## Short exercise
Take the line containing "Convert this screenshot" and every line after it to the end of the material below; reproduce them exactly, without pictures.

## Material
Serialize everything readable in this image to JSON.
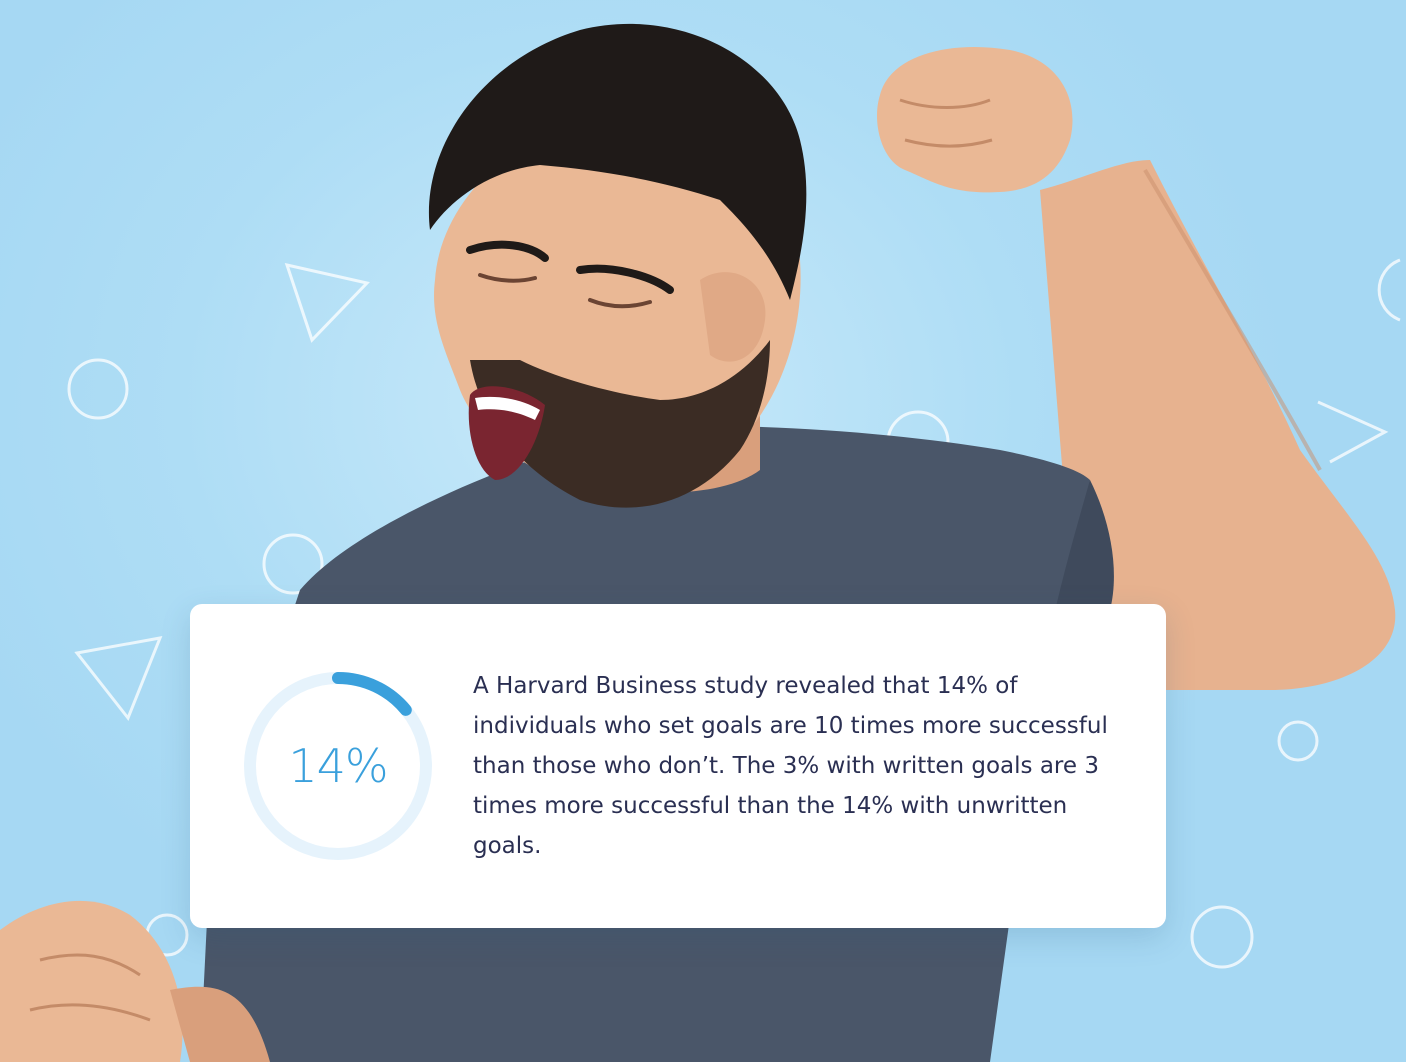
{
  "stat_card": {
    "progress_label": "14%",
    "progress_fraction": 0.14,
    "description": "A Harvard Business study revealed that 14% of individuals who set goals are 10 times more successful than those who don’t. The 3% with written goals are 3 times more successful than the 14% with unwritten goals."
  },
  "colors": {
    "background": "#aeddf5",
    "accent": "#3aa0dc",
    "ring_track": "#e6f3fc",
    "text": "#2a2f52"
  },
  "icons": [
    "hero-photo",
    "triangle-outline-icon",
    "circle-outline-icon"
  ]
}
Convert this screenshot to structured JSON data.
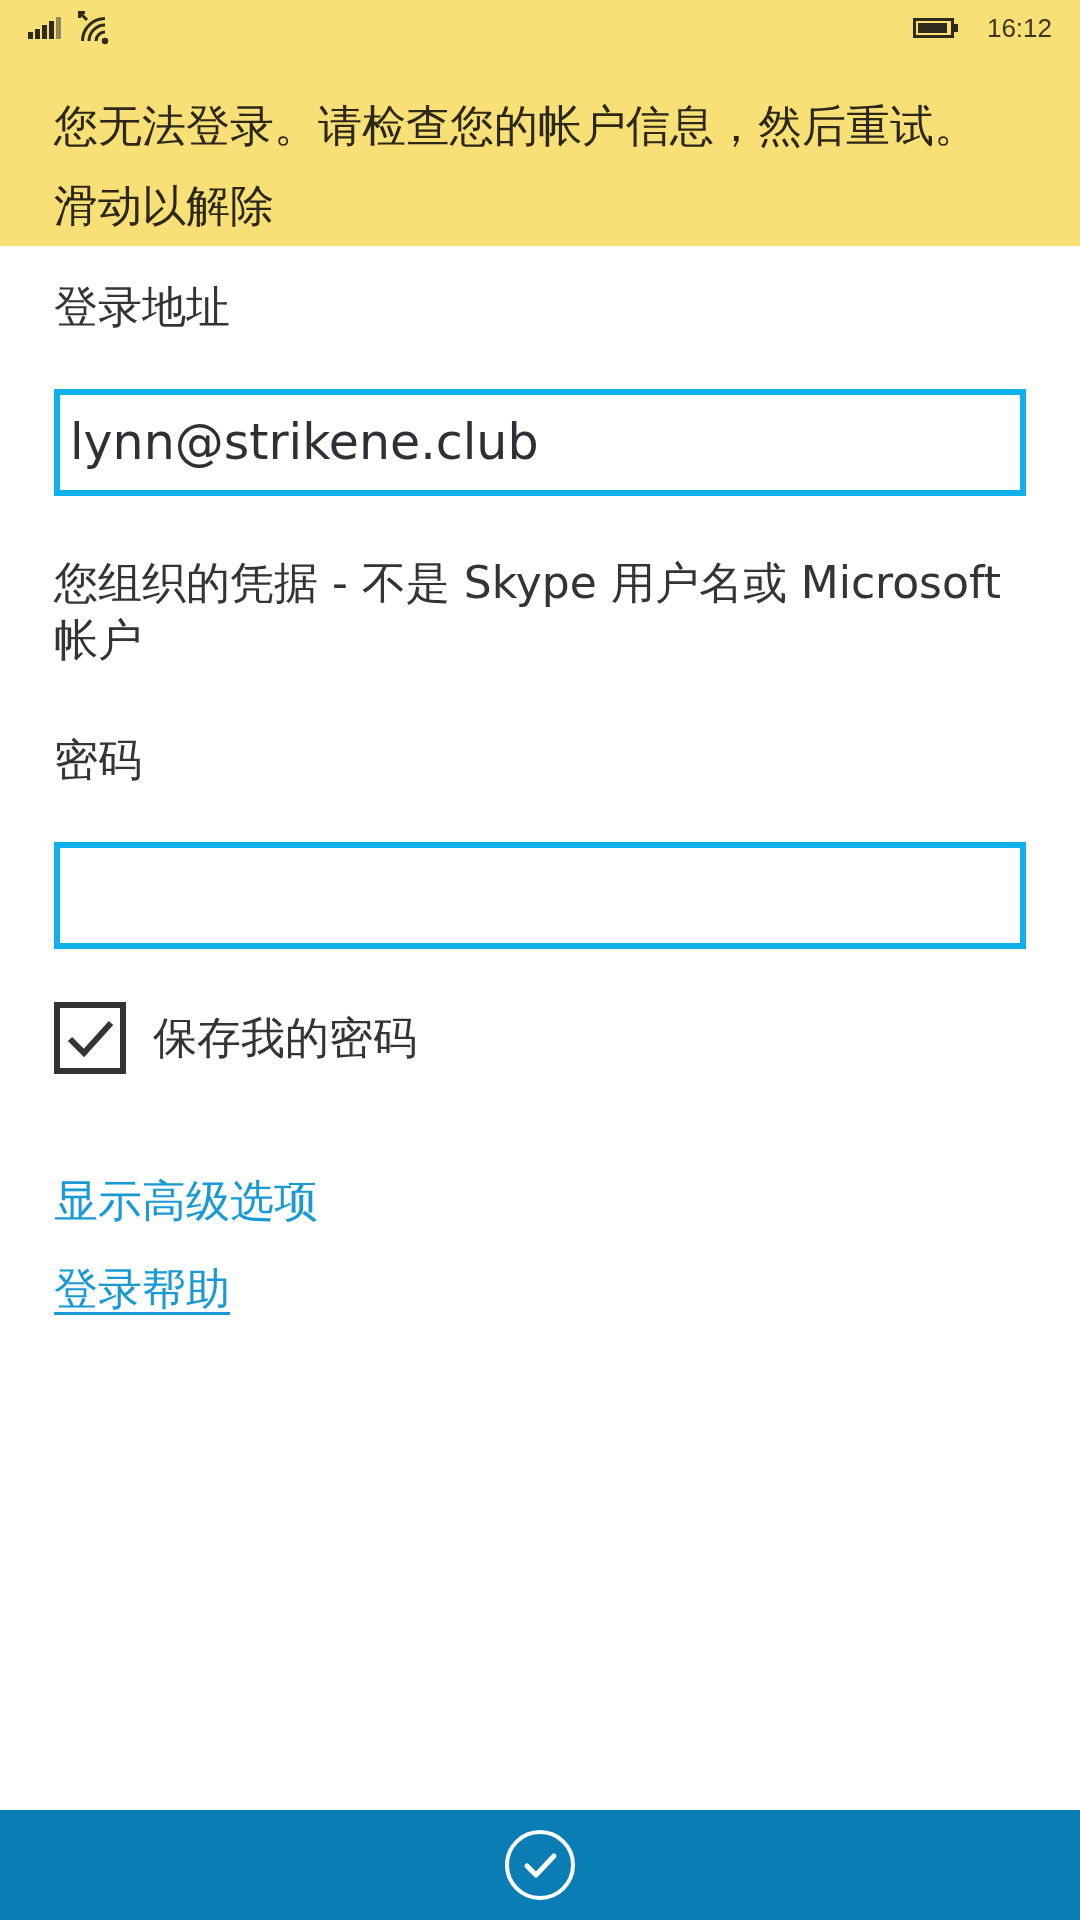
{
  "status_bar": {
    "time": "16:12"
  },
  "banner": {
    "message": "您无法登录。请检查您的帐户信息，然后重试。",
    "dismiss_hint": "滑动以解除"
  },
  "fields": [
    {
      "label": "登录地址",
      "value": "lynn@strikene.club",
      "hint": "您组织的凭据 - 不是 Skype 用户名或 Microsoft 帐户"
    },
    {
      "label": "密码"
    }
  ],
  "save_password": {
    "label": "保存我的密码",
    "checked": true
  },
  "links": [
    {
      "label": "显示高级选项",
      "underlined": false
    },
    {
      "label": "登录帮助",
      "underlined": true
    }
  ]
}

## Correct result
Convert this screenshot to structured JSON data.
{
  "status_bar": {
    "time": "16:12"
  },
  "banner": {
    "message": "您无法登录。请检查您的帐户信息，然后重试。",
    "dismiss_hint": "滑动以解除"
  },
  "fields": [
    {
      "label": "登录地址",
      "value": "lynn@strikene.club",
      "hint": "您组织的凭据 - 不是 Skype 用户名或 Microsoft 帐户"
    },
    {
      "label": "密码"
    }
  ],
  "save_password": {
    "label": "保存我的密码",
    "checked": true
  },
  "links": [
    {
      "label": "显示高级选项",
      "underlined": false
    },
    {
      "label": "登录帮助",
      "underlined": true
    }
  ]
}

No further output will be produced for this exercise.